THE INPUT:
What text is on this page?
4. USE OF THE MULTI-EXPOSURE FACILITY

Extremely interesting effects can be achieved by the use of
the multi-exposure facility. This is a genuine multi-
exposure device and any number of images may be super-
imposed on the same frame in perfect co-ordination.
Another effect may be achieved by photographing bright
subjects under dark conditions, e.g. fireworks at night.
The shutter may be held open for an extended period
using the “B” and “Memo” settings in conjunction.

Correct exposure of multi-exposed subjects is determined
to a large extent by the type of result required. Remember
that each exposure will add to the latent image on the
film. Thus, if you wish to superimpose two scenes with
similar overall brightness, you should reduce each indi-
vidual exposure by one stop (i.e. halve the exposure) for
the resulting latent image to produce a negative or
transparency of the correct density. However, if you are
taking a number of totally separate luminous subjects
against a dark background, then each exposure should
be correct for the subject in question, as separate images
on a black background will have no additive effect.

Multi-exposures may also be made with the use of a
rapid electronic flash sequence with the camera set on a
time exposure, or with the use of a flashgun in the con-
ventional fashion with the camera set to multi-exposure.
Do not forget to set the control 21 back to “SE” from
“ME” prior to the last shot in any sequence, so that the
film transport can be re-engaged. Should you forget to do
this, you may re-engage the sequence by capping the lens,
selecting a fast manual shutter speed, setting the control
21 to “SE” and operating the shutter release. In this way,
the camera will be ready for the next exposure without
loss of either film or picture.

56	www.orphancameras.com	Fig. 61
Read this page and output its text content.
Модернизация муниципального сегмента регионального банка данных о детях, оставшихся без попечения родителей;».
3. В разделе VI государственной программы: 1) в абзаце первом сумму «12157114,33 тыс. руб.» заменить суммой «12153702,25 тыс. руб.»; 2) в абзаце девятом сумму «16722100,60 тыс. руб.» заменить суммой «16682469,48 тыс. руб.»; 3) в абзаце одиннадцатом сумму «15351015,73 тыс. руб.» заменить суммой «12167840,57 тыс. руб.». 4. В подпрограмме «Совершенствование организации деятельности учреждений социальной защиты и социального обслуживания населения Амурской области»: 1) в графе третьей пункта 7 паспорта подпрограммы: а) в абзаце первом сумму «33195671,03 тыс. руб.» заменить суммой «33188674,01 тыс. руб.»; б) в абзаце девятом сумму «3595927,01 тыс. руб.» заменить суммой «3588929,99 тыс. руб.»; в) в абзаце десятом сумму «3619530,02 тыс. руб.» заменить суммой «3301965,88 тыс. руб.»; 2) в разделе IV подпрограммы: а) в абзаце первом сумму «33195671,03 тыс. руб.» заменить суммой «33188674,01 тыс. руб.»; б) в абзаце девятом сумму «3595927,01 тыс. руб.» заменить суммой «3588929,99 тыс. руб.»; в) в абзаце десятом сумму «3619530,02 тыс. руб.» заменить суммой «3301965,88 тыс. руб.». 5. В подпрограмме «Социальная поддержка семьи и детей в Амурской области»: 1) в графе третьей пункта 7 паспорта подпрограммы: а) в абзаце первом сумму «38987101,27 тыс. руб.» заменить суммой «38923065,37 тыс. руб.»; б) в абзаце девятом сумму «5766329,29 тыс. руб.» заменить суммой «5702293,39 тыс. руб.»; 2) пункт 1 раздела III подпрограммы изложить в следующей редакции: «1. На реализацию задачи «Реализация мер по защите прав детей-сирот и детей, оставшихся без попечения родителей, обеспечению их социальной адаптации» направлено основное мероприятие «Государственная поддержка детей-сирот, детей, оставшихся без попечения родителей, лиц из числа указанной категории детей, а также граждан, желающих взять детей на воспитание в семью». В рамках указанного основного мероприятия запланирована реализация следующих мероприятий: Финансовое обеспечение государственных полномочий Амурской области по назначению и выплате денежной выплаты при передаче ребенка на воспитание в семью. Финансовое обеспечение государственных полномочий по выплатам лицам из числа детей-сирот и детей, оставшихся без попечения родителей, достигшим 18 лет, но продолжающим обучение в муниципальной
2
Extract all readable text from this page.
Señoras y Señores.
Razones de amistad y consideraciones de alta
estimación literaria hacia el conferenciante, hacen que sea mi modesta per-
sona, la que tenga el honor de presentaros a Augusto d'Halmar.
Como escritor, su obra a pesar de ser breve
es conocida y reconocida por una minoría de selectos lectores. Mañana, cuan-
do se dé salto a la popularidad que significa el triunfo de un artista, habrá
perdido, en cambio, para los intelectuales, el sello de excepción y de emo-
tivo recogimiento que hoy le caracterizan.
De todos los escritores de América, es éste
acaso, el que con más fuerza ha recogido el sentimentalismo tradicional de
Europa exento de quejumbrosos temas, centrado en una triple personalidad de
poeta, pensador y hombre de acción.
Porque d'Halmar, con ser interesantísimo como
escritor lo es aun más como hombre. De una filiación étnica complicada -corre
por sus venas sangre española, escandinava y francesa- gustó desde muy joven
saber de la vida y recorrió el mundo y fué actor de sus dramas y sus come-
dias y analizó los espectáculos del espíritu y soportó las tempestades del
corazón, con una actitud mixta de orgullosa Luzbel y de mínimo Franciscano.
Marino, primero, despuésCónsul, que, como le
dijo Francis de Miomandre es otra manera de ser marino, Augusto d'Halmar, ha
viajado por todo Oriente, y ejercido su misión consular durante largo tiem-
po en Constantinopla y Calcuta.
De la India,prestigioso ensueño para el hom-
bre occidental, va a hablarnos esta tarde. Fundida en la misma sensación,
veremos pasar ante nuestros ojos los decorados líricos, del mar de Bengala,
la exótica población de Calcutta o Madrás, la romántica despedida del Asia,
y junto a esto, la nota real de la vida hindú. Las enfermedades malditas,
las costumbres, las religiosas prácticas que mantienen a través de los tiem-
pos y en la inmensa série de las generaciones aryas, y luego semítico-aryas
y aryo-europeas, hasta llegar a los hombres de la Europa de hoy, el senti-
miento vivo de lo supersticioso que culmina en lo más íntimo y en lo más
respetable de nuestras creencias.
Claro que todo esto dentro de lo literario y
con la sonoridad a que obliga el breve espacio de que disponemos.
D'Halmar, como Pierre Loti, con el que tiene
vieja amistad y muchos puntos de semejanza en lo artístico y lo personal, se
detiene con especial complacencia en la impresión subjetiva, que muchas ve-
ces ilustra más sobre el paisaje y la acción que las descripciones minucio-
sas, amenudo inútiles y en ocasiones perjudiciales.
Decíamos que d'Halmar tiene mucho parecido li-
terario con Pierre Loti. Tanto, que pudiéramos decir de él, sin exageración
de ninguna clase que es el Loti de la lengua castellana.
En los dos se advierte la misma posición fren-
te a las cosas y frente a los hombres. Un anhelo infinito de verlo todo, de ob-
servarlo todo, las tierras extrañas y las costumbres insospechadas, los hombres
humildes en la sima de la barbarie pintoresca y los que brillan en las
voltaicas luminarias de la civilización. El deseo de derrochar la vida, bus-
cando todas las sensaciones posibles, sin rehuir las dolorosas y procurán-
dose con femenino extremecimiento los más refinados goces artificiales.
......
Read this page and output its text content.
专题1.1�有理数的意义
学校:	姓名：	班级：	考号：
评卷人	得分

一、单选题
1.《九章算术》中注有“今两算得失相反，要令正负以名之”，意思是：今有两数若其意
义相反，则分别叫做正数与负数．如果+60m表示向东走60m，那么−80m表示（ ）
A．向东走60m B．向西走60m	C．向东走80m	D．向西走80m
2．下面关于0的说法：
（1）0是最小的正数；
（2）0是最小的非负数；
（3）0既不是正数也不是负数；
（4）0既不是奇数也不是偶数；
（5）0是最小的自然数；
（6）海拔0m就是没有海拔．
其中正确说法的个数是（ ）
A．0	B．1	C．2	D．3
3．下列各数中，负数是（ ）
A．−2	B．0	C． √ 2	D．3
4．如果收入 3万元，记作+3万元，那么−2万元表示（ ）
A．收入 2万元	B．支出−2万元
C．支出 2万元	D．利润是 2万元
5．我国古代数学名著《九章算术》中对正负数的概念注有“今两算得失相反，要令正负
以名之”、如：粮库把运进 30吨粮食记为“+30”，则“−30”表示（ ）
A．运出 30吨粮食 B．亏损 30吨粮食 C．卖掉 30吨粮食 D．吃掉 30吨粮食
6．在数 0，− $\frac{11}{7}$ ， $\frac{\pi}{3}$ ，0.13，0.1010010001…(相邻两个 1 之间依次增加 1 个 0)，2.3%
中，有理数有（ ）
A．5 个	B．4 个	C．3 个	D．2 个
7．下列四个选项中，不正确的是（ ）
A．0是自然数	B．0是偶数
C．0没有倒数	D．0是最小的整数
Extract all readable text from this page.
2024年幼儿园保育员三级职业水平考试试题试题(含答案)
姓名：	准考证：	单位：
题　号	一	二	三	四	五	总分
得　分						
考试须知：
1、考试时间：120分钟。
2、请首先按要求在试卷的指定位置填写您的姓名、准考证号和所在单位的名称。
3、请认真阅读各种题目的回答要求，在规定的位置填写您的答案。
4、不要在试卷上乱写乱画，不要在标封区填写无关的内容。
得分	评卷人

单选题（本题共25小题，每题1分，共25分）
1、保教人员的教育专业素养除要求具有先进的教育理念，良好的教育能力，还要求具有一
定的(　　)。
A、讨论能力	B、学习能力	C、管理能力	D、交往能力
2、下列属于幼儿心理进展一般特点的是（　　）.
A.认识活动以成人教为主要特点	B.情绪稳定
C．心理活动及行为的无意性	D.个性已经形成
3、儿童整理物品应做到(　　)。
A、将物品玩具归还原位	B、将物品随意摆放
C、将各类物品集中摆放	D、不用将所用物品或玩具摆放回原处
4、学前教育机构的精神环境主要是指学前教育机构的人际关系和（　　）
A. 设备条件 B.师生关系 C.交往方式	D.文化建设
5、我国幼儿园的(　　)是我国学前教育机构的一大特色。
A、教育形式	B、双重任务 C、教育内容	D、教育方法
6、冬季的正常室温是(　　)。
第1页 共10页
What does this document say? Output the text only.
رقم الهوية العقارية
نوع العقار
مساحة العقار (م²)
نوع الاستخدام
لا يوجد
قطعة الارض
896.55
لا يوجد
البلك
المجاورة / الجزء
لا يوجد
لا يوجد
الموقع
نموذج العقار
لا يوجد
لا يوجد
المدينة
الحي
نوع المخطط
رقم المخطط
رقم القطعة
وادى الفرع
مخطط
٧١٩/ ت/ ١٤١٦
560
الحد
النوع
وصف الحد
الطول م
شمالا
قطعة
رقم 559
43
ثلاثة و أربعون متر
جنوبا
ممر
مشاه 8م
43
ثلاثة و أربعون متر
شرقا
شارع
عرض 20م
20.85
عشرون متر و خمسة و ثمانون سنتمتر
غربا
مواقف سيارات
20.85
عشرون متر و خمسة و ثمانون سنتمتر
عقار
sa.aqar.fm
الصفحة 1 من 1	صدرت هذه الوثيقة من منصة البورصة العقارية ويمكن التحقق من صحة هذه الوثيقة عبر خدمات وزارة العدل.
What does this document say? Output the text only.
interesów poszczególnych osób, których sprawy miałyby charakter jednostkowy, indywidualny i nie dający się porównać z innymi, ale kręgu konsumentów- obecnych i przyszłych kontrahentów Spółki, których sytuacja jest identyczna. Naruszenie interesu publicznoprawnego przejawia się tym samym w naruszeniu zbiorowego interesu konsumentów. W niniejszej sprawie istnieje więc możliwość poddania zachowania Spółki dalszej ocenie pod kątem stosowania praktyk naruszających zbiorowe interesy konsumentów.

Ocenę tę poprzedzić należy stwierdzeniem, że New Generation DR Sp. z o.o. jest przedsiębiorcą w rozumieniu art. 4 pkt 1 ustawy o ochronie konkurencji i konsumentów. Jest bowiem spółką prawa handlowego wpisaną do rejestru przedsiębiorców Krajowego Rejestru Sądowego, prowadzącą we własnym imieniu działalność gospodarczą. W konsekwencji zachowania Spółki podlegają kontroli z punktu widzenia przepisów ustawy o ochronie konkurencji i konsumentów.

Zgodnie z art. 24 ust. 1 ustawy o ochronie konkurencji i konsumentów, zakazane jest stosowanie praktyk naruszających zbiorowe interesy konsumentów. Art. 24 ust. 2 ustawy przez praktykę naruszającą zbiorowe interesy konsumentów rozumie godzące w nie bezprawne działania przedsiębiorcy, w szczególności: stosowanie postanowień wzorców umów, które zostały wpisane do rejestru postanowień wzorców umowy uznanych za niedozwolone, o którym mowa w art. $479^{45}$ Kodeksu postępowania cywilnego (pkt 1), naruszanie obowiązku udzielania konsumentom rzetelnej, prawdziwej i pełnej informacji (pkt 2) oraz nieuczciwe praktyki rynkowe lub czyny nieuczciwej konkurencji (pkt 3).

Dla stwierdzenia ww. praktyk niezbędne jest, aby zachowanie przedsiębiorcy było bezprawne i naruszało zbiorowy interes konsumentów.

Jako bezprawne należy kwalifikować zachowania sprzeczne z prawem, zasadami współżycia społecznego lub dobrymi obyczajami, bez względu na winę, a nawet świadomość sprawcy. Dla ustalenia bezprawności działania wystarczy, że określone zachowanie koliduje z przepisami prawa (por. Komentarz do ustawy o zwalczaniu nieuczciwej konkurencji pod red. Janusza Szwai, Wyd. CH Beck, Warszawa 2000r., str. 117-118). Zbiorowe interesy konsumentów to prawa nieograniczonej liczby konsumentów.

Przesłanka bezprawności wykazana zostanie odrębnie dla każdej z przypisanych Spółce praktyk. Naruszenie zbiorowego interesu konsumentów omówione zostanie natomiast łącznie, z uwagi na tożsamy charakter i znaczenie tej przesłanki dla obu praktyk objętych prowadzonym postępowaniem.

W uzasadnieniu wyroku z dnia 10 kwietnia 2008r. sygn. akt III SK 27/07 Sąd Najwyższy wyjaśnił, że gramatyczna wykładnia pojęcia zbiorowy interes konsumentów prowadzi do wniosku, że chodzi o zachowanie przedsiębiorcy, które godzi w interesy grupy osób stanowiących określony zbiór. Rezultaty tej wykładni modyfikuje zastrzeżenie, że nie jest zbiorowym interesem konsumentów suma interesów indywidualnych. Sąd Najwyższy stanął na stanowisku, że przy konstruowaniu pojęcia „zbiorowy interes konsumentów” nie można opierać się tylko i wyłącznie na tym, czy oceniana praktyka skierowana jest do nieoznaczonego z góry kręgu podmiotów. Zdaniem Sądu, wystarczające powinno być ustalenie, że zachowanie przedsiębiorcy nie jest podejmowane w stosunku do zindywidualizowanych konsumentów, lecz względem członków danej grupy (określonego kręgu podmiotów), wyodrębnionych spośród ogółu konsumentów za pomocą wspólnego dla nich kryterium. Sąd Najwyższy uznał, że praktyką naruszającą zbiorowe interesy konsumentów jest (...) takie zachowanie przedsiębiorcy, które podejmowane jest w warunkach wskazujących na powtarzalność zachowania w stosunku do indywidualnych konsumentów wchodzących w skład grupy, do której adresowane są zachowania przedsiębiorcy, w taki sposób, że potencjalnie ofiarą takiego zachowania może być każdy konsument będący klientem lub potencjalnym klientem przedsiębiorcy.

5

TO DO: List each line in the listing that contains the string "background".

TASK ANSWER:
against a dark background, then each exposure should
on a black background will have no additive effect.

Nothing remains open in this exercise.